» **题目**:
续写下面这篇讲用龙芯 2K0300 先锋派驱动 SNAP 的文章，从文章最后一句之后接着写。

» **原文节选**:
________
对于树莓派, 参见 https://fxzjshm.github.io/blog/build-a-raspberry-pi-image-for-snap/.
For Raspberry Pi, see https://fxzjshm.github.io/blog/build-a-raspberry-pi-image-for-snap/.
本文对 katcp 的修改对应仓库为 https://github.com/fxzjshm/katcp_devel/tree/loongson-2k0300-devel.
0. 引言
SNAP (Smart Network ADC Processor) 是 CASPER 开发的低成本采样装置, 更多信息可见 https://github.com/casper-astro/casper-hardware/blob/master/FPGA_Hosts/SNAP/README.md. 通常情况下需要使用树莓派来驱动 SNAP, 但一些已有的镜像对应的树莓派版本已经不再销售, 可考虑其他单板计算机来控制 SNAP, 例如龙芯 2K0300 先锋派.
龙芯 2K0300 先锋派的信息参见 https://www.loongson.cn/news/show?id=688. 选择此板的主要原因为 GPIO 兼容, 省去了重新画电路板适配 GPIO 的过程.
1. 下载系统
龙芯先锋派的系统、内核等信息可从以下链接获取:
- 根文件系统、内核二进制与源码下载: https://pan.baidu.com/s/1FZcnFcmTGd5GcyP8ayFm5A?pwd=1234
- 文档: https://gitee.com/open-loongarch/docs-2k0300
- 内核源码: https://gitee.com/open-loongarch/linux-6.12
为了方便安装依赖, 这里使用有包管理器的、新世界 (新 ABI) 的 Alpine 作为基本系统. 在 SD 卡中创建 ext4 分区, 将根文件系统解压并复制进去即可. 为了确保功能正常, 可以将内核手动替换为新版本.
注意 Alpine 3.21 开始支持龙架构, 但 Alpine 3.22 的预编译程序运行时出现 illegal instruction 的报错, 因此似乎只能使用 Alpine 3.21.
然后卸载 SD 卡, 装入龙芯先锋派并启动.
2. 安装 CASPER 相关软件
2.1 casperfpga
git clone https://github.com/casper-astro/casperfpga
cd casperfpga
git checkout py310-dev # or py27, py38-dev, ...
经验上 py27 分支较为稳定, 但较新的系统可能已经不提供 Python 2.7;
py38-dev 与 py310-dev 较新, 但存在变量/函数命名前后不一致、接口更改等问题,
可能需要手动修复 bug, 已有代码可能需要移植; 根据一些反馈, py38 分支可能存在问题.
________
» **所附列表**:

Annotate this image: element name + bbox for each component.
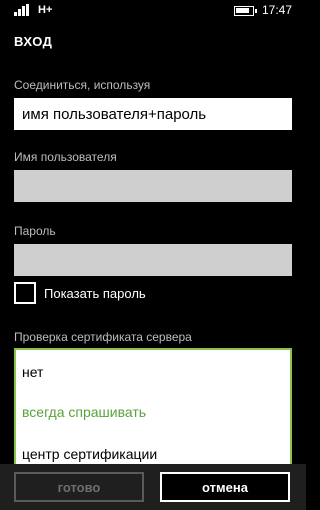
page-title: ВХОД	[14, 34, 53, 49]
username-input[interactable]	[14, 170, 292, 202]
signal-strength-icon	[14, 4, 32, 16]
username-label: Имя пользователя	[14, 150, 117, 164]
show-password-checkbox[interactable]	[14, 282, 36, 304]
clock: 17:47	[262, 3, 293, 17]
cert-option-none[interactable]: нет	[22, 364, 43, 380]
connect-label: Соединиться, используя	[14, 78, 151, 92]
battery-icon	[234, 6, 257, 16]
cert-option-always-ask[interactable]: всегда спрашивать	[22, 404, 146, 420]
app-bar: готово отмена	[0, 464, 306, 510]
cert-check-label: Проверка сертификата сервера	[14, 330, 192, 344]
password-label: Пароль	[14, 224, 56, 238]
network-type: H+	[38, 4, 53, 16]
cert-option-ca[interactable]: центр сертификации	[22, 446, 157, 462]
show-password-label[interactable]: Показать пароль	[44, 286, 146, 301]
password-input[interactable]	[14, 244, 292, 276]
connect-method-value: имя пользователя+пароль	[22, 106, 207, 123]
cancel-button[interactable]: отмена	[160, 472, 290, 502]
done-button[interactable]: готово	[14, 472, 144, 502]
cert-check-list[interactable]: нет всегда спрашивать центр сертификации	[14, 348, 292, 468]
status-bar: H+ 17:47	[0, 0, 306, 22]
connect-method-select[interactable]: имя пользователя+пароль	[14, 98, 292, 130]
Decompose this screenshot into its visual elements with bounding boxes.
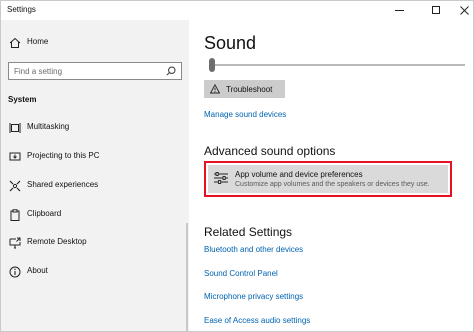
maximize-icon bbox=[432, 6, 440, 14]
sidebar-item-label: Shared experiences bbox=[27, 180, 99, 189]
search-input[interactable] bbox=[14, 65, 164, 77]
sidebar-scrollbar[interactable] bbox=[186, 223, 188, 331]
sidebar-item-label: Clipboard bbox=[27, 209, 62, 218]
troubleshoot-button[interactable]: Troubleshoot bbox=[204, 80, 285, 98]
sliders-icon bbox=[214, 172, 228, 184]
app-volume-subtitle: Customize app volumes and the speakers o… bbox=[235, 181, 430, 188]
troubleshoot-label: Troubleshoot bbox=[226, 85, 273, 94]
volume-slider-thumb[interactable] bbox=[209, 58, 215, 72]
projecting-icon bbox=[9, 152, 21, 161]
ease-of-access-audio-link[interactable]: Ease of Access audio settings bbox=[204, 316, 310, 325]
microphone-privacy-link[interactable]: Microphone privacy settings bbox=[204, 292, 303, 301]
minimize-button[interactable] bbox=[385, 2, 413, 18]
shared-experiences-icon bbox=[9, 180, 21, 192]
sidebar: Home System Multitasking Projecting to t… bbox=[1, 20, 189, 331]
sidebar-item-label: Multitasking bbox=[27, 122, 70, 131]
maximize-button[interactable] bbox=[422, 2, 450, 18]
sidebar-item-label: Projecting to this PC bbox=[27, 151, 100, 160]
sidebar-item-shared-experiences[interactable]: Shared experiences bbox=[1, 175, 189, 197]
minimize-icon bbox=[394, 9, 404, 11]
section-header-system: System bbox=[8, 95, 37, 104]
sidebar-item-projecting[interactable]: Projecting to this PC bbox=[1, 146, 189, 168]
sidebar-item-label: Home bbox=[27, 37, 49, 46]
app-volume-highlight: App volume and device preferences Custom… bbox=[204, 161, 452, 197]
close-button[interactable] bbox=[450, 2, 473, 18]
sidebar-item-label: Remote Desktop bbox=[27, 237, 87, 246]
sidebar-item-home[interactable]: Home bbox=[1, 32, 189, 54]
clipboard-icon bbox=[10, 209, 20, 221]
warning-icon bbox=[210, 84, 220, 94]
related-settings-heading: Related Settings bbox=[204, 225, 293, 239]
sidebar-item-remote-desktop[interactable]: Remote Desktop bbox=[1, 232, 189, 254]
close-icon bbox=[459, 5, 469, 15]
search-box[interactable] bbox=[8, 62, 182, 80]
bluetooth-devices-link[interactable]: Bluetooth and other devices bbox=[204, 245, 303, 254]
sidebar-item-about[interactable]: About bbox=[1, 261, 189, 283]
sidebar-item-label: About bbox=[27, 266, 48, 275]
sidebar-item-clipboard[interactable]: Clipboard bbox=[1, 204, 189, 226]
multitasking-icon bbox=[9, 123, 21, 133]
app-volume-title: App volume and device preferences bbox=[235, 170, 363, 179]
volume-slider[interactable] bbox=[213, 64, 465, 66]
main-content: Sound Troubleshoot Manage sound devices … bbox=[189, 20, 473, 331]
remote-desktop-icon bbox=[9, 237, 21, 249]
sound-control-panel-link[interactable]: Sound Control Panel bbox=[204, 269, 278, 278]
________
» **参考答案**:
对于 py310-dev 中存在的部分语法问题, 已将个人已知的更改上传到 https://github.com/fxzjshm/casperfpga/tree/fix-syntax.
根据习惯和需求, 进入 Python 虚拟环境用 pip 安装, 或用 pip 全局安装; 若可能对源码进行修改, 推荐使用
pip install -e .
注意安装 casperfpga 时自动下载的 tornado 较老, 并不适配 Python 3.12, 因此需要
pip uninstall tornado
sudo apk add py3-tornado
由于龙芯先锋派烧写 FPGA 固件较慢, 运行时可能出现超时, 需要手动调大超时阈值; 还需要修复一些语法错误:
diff --git a/src/snapadc.py b/src/snapadc.py
index 0a4682e..e8ad765 100644
--- a/src/snapadc.py
+++ b/src/snapadc.py
@@ -884,7 +884,7 @@ class SnapAdc(object):
h[chip,t] = (np.sum(d == d[:1], axis=(0,1)) == d.shape[0] * d.shape[1])
self.selectADC() # select all chips
self.adc.test('off')
- self.setDemux(numChannel=self.numChannel)
+ self.setDemux(numChannel=self.num_channel)
ker = np.ones(ker_size)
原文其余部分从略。